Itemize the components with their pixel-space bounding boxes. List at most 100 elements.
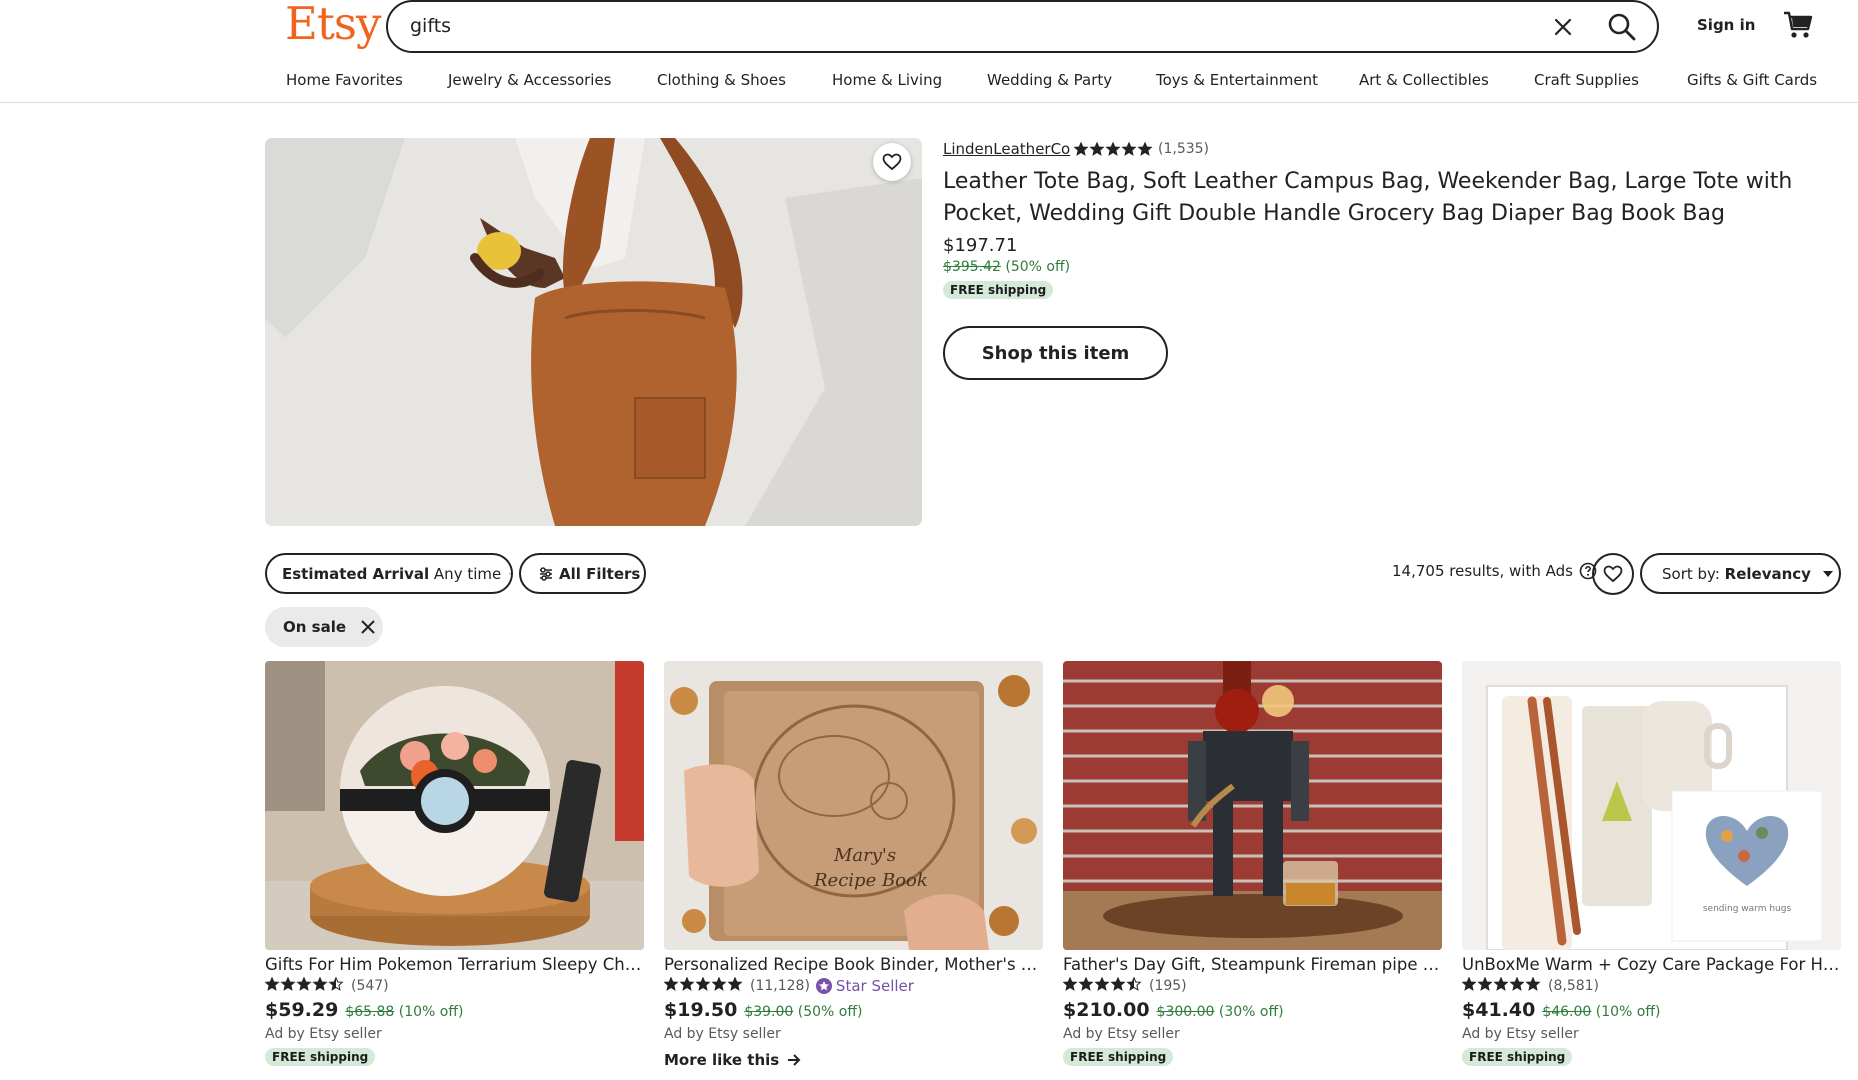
etsy-logo[interactable]: Etsy — [285, 0, 381, 50]
sort-dropdown[interactable]: Sort by: Relevancy — [1640, 553, 1841, 594]
star-rating-icons — [1062, 976, 1142, 991]
listing-rating: (195) — [1062, 976, 1442, 995]
nav-jewelry-accessories[interactable]: Jewelry & Accessories — [448, 71, 612, 89]
more-like-this-label: More like this — [664, 1051, 780, 1069]
listing-rating: (8,581) — [1461, 976, 1841, 995]
chip-label: On sale — [283, 618, 347, 636]
discount: (50% off) — [797, 1004, 863, 1020]
heart-icon — [1603, 565, 1623, 583]
star-rating-icons — [1073, 141, 1153, 156]
strike-price: $39.00 — [744, 1004, 794, 1020]
listing-card[interactable]: Father's Day Gift, Steampunk Fireman pip… — [1062, 661, 1442, 1066]
nav-wedding-party[interactable]: Wedding & Party — [987, 71, 1112, 89]
results-count: 14,705 results, with Ads — [1392, 562, 1597, 580]
cart-icon[interactable] — [1782, 10, 1814, 40]
listing-image[interactable]: Mary's Recipe Book — [664, 661, 1043, 950]
nav-toys-entertainment[interactable]: Toys & Entertainment — [1156, 71, 1318, 89]
card-message-text: sending warm hugs — [1703, 904, 1792, 914]
more-like-this-link[interactable]: More like this — [664, 1051, 1043, 1069]
rating-stars — [663, 976, 744, 995]
search-input[interactable] — [410, 11, 1510, 41]
rating-stars — [264, 976, 345, 995]
ad-label: Ad by Etsy seller — [1063, 1026, 1180, 1042]
star-icon — [264, 976, 280, 991]
all-filters-label: All Filters — [559, 564, 641, 583]
ad-label: Ad by Etsy seller — [664, 1026, 781, 1042]
ad-label: Ad by Etsy seller — [1462, 1026, 1579, 1042]
nav-clothing-shoes[interactable]: Clothing & Shoes — [657, 71, 786, 89]
recipe-book-photo: Mary's Recipe Book — [664, 661, 1043, 950]
star-icon — [1493, 976, 1509, 991]
strike-price: $65.88 — [345, 1004, 395, 1020]
nav-home-favorites[interactable]: Home Favorites — [286, 71, 403, 89]
listing-title[interactable]: UnBoxMe Warm + Cozy Care Package For Her… — [1462, 955, 1841, 974]
strike-price: $46.00 — [1542, 1004, 1592, 1020]
sale-price: $59.29 — [265, 999, 339, 1021]
listing-title[interactable]: Father's Day Gift, Steampunk Fireman pip… — [1063, 955, 1442, 974]
star-icon — [328, 976, 344, 991]
nav-gifts-gift-cards[interactable]: Gifts & Gift Cards — [1687, 71, 1817, 89]
listing-title[interactable]: Gifts For Him Pokemon Terrarium Sleepy C… — [265, 955, 644, 974]
listing-title[interactable]: Personalized Recipe Book Binder, Mother'… — [664, 955, 1043, 974]
featured-title[interactable]: Leather Tote Bag, Soft Leather Campus Ba… — [943, 166, 1823, 230]
listing-image[interactable] — [265, 661, 644, 950]
featured-shop-link[interactable]: LindenLeatherCo — [943, 140, 1070, 158]
listing-card[interactable]: Mary's Recipe Book Personalized Recipe B… — [663, 661, 1043, 1069]
star-seller-icon — [815, 978, 832, 994]
listing-card[interactable]: sending warm hugs UnBoxMe Warm + Cozy Ca… — [1461, 661, 1841, 1066]
all-filters-button[interactable]: All Filters — [519, 553, 646, 594]
on-sale-filter-chip[interactable]: On sale — [265, 607, 383, 647]
listing-rating: (547) — [264, 976, 644, 995]
free-shipping-badge: FREE shipping — [1462, 1048, 1573, 1066]
featured-original-price: $395.42 (50% off) — [943, 259, 1070, 275]
featured-product-image[interactable] — [265, 138, 922, 526]
nav-craft-supplies[interactable]: Craft Supplies — [1534, 71, 1639, 89]
favorite-featured-button[interactable] — [873, 143, 911, 181]
strike-price: $300.00 — [1156, 1004, 1215, 1020]
free-shipping-badge: FREE shipping — [265, 1048, 376, 1066]
star-icon — [1477, 976, 1493, 991]
listing-image[interactable]: sending warm hugs — [1462, 661, 1841, 950]
original-price: $39.00 (50% off) — [744, 1004, 862, 1020]
listing-card[interactable]: Gifts For Him Pokemon Terrarium Sleepy C… — [264, 661, 644, 1066]
pokeball-terrarium-photo — [265, 661, 644, 950]
star-icon — [1105, 141, 1121, 156]
original-price: $65.88 (10% off) — [345, 1004, 463, 1020]
star-icon — [663, 976, 679, 991]
nav-home-living[interactable]: Home & Living — [832, 71, 942, 89]
arrow-right-icon — [788, 1054, 801, 1066]
star-icon — [1121, 141, 1137, 156]
filter-sliders-icon — [540, 566, 552, 581]
featured-discount: (50% off) — [1005, 259, 1071, 275]
sign-in-link[interactable]: Sign in — [1697, 16, 1755, 34]
star-rating-icons — [264, 976, 344, 991]
shop-this-item-button[interactable]: Shop this item — [943, 326, 1168, 380]
star-icon — [679, 976, 695, 991]
star-icon — [727, 976, 743, 991]
clear-search-icon[interactable] — [1550, 14, 1576, 40]
remove-filter-icon[interactable] — [360, 619, 376, 635]
save-search-button[interactable] — [1592, 553, 1634, 595]
star-icon — [1137, 141, 1153, 156]
review-count: (11,128) — [750, 978, 810, 994]
star-icon — [1073, 141, 1089, 156]
featured-review-count: (1,535) — [1158, 141, 1210, 157]
star-rating-icons — [1461, 976, 1541, 991]
estimated-arrival-filter[interactable]: Estimated Arrival Any time — [265, 553, 513, 594]
listing-price: $210.00 $300.00 (30% off) — [1063, 999, 1442, 1021]
star-rating-icons — [663, 976, 743, 991]
star-icon — [695, 976, 711, 991]
caret-down-icon — [1822, 570, 1833, 577]
sort-label: Sort by: — [1662, 564, 1720, 583]
listing-price: $41.40 $46.00 (10% off) — [1462, 999, 1841, 1021]
search-bar — [386, 0, 1659, 53]
featured-free-shipping-badge: FREE shipping — [943, 281, 1054, 299]
featured-rating-stars — [1073, 141, 1154, 160]
listing-image[interactable] — [1063, 661, 1442, 950]
star-icon — [1461, 976, 1477, 991]
featured-strike-price: $395.42 — [943, 259, 1001, 275]
nav-art-collectibles[interactable]: Art & Collectibles — [1359, 71, 1489, 89]
original-price: $300.00 (30% off) — [1157, 1004, 1284, 1020]
search-icon[interactable] — [1605, 10, 1639, 44]
recipe-book-text: Recipe Book — [813, 870, 928, 891]
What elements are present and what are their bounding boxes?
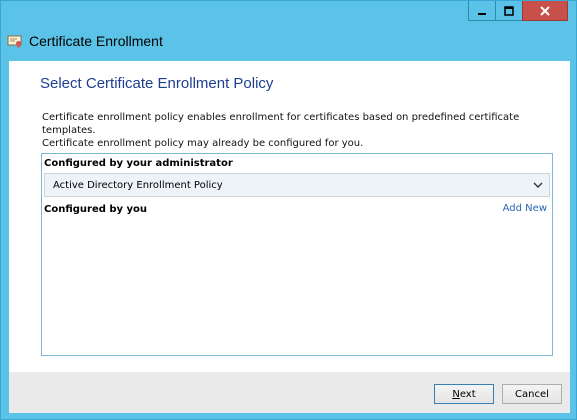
window-title: Certificate Enrollment xyxy=(29,33,163,49)
dialog-window: Certificate Enrollment Select Certificat… xyxy=(0,0,577,420)
next-button[interactable]: Next xyxy=(434,384,494,404)
wizard-content: Select Certificate Enrollment Policy Cer… xyxy=(9,61,570,372)
add-new-link[interactable]: Add New xyxy=(503,203,547,214)
policy-item-label: Active Directory Enrollment Policy xyxy=(53,179,223,191)
admin-policies-label: Configured by your administrator xyxy=(44,158,233,169)
cancel-button[interactable]: Cancel xyxy=(502,384,562,404)
next-button-label: ext xyxy=(459,388,476,400)
minimize-button[interactable] xyxy=(468,1,496,21)
next-button-accelerator: N xyxy=(452,388,460,400)
close-button[interactable] xyxy=(522,1,568,21)
wizard-footer: Next Cancel xyxy=(9,372,570,413)
maximize-icon xyxy=(504,5,514,16)
user-policies-label: Configured by you xyxy=(44,204,148,215)
policy-list-box: Configured by your administrator Active … xyxy=(41,153,553,356)
maximize-button[interactable] xyxy=(495,1,523,21)
certificate-icon xyxy=(7,35,22,48)
title-bar: Certificate Enrollment xyxy=(1,29,576,53)
chevron-down-icon[interactable] xyxy=(527,182,549,188)
caption-buttons xyxy=(468,1,568,22)
policy-item-active-directory[interactable]: Active Directory Enrollment Policy xyxy=(44,173,550,197)
close-icon xyxy=(540,5,550,16)
minimize-icon xyxy=(478,12,486,15)
description-line-1: Certificate enrollment policy enables en… xyxy=(42,112,520,136)
page-description: Certificate enrollment policy enables en… xyxy=(42,111,562,150)
page-heading: Select Certificate Enrollment Policy xyxy=(40,75,274,92)
description-line-2: Certificate enrollment policy may alread… xyxy=(42,138,364,149)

#####

Return, unchanged, the part of the records that opens with the line containing "window-title: Certificate Enrollment" and continues through the end of the records.

> **Task answer**
window-title: Certificate Enrollment xyxy=(29,33,163,49)
dialog-window: Certificate Enrollment Select Certificat… xyxy=(0,0,577,420)
next-button[interactable]: Next xyxy=(434,384,494,404)
wizard-content: Select Certificate Enrollment Policy Cer… xyxy=(9,61,570,372)
add-new-link[interactable]: Add New xyxy=(503,203,547,214)
policy-item-label: Active Directory Enrollment Policy xyxy=(53,179,223,191)
admin-policies-label: Configured by your administrator xyxy=(44,158,233,169)
cancel-button[interactable]: Cancel xyxy=(502,384,562,404)
next-button-label: ext xyxy=(459,388,476,400)
minimize-button[interactable] xyxy=(468,1,496,21)
next-button-accelerator: N xyxy=(452,388,460,400)
close-button[interactable] xyxy=(522,1,568,21)
wizard-footer: Next Cancel xyxy=(9,372,570,413)
maximize-icon xyxy=(504,5,514,16)
user-policies-label: Configured by you xyxy=(44,204,148,215)
policy-list-box: Configured by your administrator Active … xyxy=(41,153,553,356)
maximize-button[interactable] xyxy=(495,1,523,21)
certificate-icon xyxy=(7,35,22,48)
title-bar: Certificate Enrollment xyxy=(1,29,576,53)
chevron-down-icon[interactable] xyxy=(527,182,549,188)
caption-buttons xyxy=(468,1,568,22)
policy-item-active-directory[interactable]: Active Directory Enrollment Policy xyxy=(44,173,550,197)
close-icon xyxy=(540,5,550,16)
minimize-icon xyxy=(478,12,486,15)
description-line-1: Certificate enrollment policy enables en… xyxy=(42,112,520,136)
page-description: Certificate enrollment policy enables en… xyxy=(42,111,562,150)
page-heading: Select Certificate Enrollment Policy xyxy=(40,75,274,92)
description-line-2: Certificate enrollment policy may alread… xyxy=(42,138,364,149)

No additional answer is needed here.